§ **Records for processing**
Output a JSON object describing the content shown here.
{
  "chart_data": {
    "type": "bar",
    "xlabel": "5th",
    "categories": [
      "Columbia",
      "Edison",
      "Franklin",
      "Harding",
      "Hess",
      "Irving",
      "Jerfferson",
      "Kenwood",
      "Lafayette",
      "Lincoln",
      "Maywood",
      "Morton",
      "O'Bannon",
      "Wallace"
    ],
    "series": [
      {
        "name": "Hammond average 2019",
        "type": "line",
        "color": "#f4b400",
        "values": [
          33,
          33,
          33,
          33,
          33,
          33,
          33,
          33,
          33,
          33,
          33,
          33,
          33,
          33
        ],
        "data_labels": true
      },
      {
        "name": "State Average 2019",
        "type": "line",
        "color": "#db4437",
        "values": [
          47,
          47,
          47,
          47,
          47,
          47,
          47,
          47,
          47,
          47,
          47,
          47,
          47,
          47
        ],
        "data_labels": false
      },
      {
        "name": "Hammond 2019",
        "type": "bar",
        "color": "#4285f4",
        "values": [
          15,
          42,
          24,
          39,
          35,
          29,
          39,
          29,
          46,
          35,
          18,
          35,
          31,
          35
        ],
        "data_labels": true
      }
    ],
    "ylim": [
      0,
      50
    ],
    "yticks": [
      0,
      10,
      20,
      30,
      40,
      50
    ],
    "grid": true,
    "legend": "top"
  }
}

§ **What to produce**
Show the lines of the data that hold the word "Hammond".

§ **Full response**
        "name": "Hammond average 2019",
        "name": "Hammond 2019",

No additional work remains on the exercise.